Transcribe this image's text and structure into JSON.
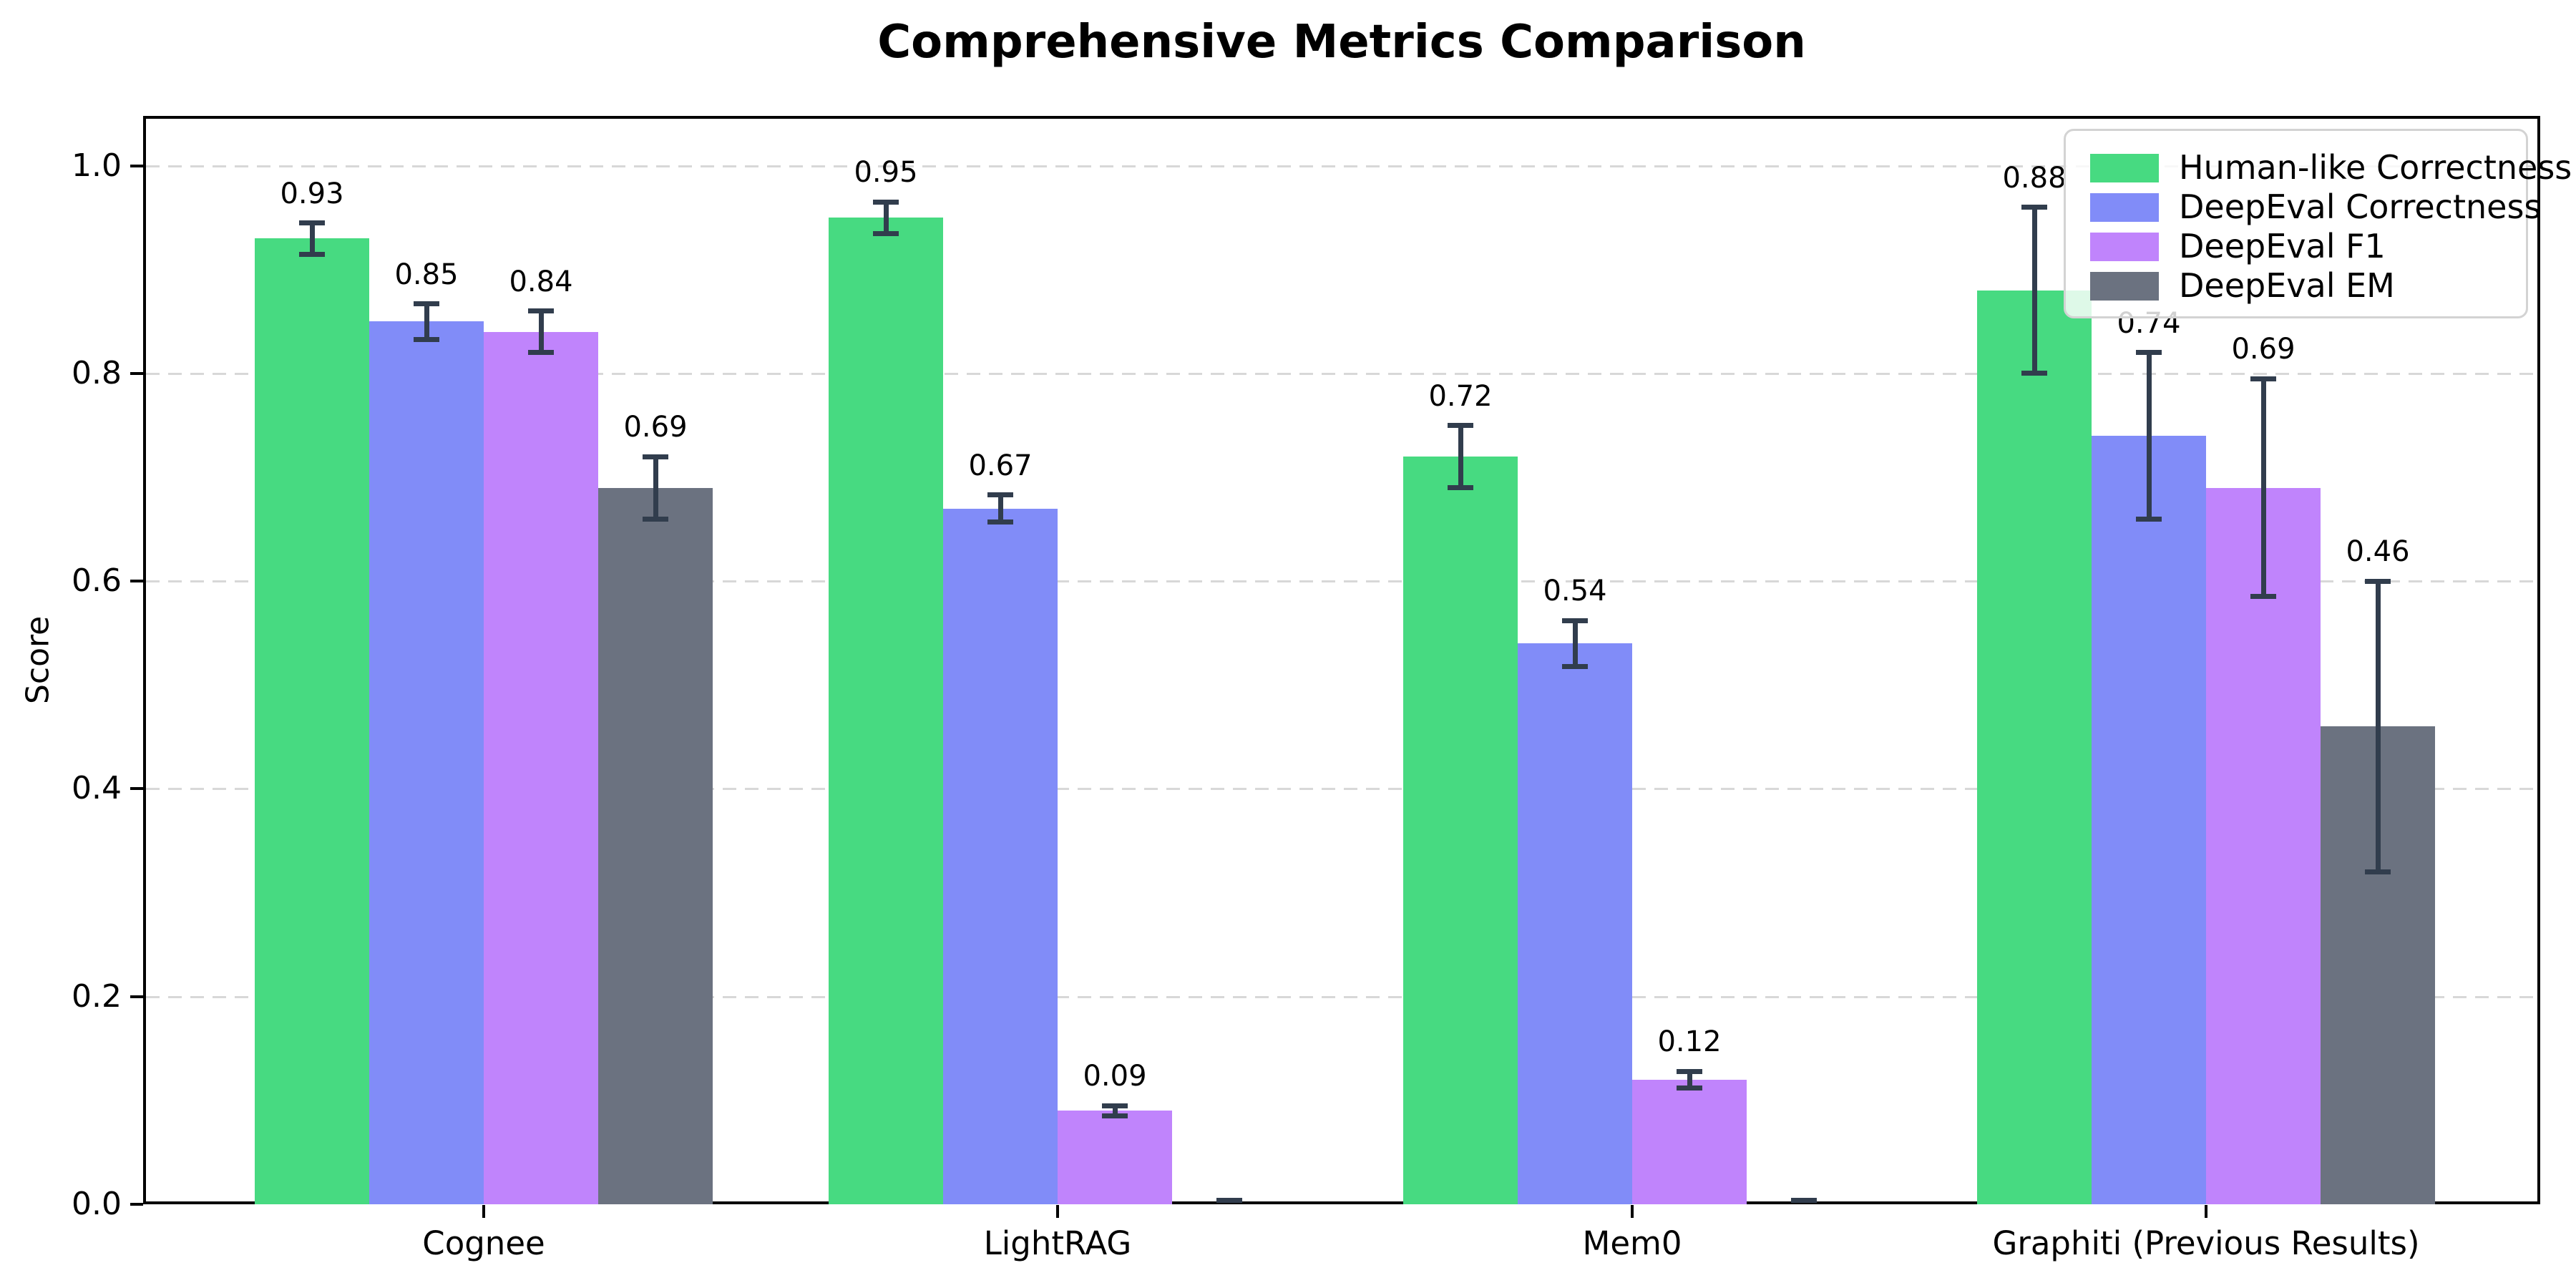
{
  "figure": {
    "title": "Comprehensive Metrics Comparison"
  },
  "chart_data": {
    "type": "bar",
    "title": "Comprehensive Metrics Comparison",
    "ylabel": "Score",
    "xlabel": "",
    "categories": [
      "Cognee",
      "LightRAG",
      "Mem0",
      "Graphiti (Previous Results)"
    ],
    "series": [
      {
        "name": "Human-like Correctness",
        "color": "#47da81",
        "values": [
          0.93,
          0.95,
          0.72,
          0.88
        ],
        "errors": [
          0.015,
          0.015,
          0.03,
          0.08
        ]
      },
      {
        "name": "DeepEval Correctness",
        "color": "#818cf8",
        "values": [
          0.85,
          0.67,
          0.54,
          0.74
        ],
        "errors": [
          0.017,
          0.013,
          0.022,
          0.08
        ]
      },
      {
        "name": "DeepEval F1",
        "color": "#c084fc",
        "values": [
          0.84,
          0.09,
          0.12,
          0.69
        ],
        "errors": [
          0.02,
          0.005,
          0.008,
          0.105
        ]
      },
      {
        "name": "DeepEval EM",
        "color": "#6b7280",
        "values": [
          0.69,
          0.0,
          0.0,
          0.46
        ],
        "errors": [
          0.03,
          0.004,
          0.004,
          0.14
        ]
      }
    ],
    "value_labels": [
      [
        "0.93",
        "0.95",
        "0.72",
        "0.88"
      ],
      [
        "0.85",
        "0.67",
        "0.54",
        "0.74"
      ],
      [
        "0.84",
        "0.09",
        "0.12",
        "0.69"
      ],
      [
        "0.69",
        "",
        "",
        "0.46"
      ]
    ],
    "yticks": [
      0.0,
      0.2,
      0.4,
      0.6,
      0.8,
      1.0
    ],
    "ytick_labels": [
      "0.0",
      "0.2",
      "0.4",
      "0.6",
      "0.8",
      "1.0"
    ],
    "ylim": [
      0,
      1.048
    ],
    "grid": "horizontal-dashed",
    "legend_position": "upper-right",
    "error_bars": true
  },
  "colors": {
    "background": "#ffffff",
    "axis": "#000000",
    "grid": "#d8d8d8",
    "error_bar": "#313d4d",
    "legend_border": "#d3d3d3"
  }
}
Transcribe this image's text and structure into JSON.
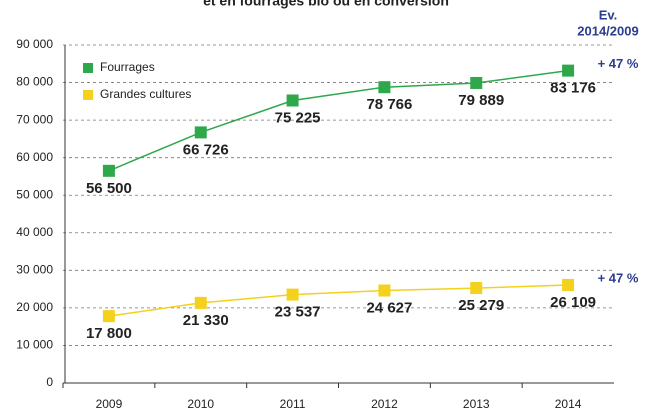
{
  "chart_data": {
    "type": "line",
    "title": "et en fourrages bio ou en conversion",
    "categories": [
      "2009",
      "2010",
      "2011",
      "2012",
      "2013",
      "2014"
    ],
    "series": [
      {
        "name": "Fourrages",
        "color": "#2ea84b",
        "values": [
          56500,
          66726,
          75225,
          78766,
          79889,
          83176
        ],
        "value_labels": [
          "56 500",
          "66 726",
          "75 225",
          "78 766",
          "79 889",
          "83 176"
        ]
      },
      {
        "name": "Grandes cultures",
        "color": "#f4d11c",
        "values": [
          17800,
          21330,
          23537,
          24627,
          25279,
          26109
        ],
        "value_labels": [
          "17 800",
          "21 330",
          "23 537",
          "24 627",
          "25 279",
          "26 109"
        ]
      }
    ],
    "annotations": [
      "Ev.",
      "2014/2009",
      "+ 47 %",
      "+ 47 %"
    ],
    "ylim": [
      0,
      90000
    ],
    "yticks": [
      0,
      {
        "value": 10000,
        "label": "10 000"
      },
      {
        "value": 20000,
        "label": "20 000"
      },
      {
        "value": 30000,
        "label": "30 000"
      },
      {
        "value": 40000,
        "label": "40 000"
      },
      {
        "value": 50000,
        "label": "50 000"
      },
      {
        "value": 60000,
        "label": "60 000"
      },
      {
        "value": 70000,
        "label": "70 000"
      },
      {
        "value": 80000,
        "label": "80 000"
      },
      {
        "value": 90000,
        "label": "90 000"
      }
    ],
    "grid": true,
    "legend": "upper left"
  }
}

☆ ☆ ☆ ☆ ☆ ☆ ☆

■ **YOUR GOAL**
Show every line of the listing in which the string "DeepEval" can be found.

■ **OUTPUT FOR THIS EXERCISE**
        "name": "DeepEval Correctness",
        "name": "DeepEval F1",
        "name": "DeepEval EM",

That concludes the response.